Undergraduate Course List
Undergraduate Course List
Mathematical Statistics Stream
Please see the Science Faculty Handbook for more information on course requirements
The aim of STA1006S is to provide students who intend to major in Mathematical Statistics with a solid foundation in the mathematical aspects of statistics required in the training of a professional statistician. The material for STA1006S places more emphasis on the theoretical and mathematical aspects of Statistics than STA1000S. As a result, the course will be taught at a much faster pace than STA1000S. The breadth and depth of the STA1006S syllabus means that the course demands from the students a hard working attitude and an effective study strategy.
STA2004F is a rigorous introduction to the foundations of mathematical statistics and aims to provide students with a deeper understanding of the statistical concepts covered in STA1006S. The course is intended for students studying mathematical or actuarial science. STA2004F is divided into two broad sections: (1) Probability and Distribution Theory and (2) Statistical Inference. During the first part of the course, students will learn to derive the distributions of random variables and their transformations, and explore the limiting behaviour of sequences of random variables. The last part of the course covers the estimation of population parameters and hypothesis testing based on a sample of data.
STA2005S consists of three sections. The first five weeks focus on the general linear model, regression theory as well as the practical application of multiple regression using R. The second five weeks cover the design and analysis of experiments (completely randomized, randomised block and latin square designs, factorial experiments, and we briefly introduce random effects). The last two weeks cover basic non-parametric statistics. The course covers the theory but there is also a strong emphasis on applying the theory to data and the analysis of data using statistical software.

[Information given]
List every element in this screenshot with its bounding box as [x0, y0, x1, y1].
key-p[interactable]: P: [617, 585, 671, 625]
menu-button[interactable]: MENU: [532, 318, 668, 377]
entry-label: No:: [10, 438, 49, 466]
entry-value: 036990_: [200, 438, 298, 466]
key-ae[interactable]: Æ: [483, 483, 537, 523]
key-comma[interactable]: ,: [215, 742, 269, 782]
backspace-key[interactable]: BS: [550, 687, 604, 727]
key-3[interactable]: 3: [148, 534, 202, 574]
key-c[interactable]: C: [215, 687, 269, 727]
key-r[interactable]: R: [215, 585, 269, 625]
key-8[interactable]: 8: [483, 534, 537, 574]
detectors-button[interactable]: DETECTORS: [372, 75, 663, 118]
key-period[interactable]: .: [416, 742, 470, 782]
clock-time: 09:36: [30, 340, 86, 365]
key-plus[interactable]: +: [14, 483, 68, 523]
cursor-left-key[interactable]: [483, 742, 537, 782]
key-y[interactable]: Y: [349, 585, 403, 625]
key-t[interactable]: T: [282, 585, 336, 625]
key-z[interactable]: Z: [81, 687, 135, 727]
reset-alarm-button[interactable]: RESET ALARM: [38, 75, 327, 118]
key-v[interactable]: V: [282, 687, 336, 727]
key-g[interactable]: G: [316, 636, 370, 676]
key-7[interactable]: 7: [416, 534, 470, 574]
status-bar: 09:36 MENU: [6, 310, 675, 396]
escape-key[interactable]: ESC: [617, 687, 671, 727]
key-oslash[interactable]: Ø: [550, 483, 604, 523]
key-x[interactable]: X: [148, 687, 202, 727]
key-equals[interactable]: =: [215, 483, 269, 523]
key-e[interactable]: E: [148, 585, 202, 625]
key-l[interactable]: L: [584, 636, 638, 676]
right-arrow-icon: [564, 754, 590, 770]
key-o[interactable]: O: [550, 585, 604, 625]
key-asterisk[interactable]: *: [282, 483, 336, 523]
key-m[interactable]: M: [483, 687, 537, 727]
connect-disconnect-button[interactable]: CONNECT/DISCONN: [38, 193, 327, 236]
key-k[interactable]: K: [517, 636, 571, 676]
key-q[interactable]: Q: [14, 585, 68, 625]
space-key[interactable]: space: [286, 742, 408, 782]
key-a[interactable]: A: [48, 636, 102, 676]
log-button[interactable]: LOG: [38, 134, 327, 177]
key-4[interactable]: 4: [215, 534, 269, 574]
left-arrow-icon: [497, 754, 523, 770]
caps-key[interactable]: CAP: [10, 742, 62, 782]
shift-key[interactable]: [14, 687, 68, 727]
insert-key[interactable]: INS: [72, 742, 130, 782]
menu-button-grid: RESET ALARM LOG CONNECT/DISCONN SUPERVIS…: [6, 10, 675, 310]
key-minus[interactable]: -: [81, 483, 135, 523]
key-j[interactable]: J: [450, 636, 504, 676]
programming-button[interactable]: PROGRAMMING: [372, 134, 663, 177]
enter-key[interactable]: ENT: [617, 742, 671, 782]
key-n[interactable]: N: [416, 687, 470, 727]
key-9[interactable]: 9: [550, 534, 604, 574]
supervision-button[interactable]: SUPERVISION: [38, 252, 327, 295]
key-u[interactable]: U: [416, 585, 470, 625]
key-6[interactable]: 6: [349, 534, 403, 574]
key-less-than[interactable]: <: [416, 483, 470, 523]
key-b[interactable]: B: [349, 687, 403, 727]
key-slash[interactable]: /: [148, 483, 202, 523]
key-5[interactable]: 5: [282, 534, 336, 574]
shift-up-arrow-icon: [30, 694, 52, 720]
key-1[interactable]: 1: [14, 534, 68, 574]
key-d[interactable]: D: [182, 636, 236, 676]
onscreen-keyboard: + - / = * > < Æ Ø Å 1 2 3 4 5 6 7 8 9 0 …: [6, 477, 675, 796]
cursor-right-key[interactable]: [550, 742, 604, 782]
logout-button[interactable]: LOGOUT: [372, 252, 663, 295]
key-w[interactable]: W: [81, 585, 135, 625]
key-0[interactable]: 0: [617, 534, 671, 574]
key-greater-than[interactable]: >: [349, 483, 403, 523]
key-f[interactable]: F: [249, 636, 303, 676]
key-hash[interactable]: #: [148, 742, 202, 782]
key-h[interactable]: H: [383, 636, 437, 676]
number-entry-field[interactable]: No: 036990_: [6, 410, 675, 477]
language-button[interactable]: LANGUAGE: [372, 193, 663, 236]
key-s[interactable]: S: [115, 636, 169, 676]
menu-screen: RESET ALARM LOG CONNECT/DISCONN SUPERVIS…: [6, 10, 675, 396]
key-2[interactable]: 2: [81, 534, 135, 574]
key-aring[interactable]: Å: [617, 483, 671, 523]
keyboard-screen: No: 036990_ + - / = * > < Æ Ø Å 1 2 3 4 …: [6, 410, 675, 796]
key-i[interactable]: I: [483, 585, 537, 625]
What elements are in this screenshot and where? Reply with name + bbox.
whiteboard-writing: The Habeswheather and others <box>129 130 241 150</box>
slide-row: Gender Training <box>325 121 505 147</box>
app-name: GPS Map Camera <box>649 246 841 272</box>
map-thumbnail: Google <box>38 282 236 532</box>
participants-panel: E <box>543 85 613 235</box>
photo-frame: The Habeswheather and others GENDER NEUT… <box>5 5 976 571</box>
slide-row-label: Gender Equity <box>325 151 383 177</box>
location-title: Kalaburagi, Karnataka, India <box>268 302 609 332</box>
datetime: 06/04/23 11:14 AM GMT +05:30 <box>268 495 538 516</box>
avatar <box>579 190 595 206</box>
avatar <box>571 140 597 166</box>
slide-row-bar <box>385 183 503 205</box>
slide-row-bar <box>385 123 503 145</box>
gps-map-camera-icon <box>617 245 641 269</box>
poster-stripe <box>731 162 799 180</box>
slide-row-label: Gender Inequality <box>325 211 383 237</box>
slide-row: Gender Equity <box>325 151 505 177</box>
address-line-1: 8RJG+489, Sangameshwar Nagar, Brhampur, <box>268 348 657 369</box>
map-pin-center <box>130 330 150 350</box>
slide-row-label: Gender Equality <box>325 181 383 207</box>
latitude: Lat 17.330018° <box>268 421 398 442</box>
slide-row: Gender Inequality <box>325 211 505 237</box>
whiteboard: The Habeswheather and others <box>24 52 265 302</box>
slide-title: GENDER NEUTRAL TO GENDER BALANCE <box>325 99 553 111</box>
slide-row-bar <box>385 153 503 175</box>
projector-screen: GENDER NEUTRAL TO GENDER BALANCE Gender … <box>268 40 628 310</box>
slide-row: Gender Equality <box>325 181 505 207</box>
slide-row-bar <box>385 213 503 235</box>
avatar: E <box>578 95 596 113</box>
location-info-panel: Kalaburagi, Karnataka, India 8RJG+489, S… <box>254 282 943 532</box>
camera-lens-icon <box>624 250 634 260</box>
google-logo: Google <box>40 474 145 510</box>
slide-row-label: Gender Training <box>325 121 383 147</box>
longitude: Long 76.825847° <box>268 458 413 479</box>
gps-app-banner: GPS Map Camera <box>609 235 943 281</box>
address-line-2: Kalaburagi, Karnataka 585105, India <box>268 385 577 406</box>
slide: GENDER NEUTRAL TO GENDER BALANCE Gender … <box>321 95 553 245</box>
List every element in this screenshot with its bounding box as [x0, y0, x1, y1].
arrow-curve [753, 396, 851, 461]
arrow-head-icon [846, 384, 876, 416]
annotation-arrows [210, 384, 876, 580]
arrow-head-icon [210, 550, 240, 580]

[Things to do]
- 1) Summarize the course list in two sentences.
- 2) According to the course list, which software do students use for the practical application of multiple regression in STA2005S?

[Solved tasks]
- 1) The course list describes STA1006S as a faster-paced, more theoretical foundation than STA1000S for students who intend to major in Mathematical Statistics, and STA2004F as a rigorous introduction to probability and distribution theory and statistical inference for students of mathematical or actuarial science. STA2005S covers the general linear model and regression, the design and analysis of experiments, and basic non-parametric statistics, with a strong emphasis on analyzing data with statistical software.

- 2) R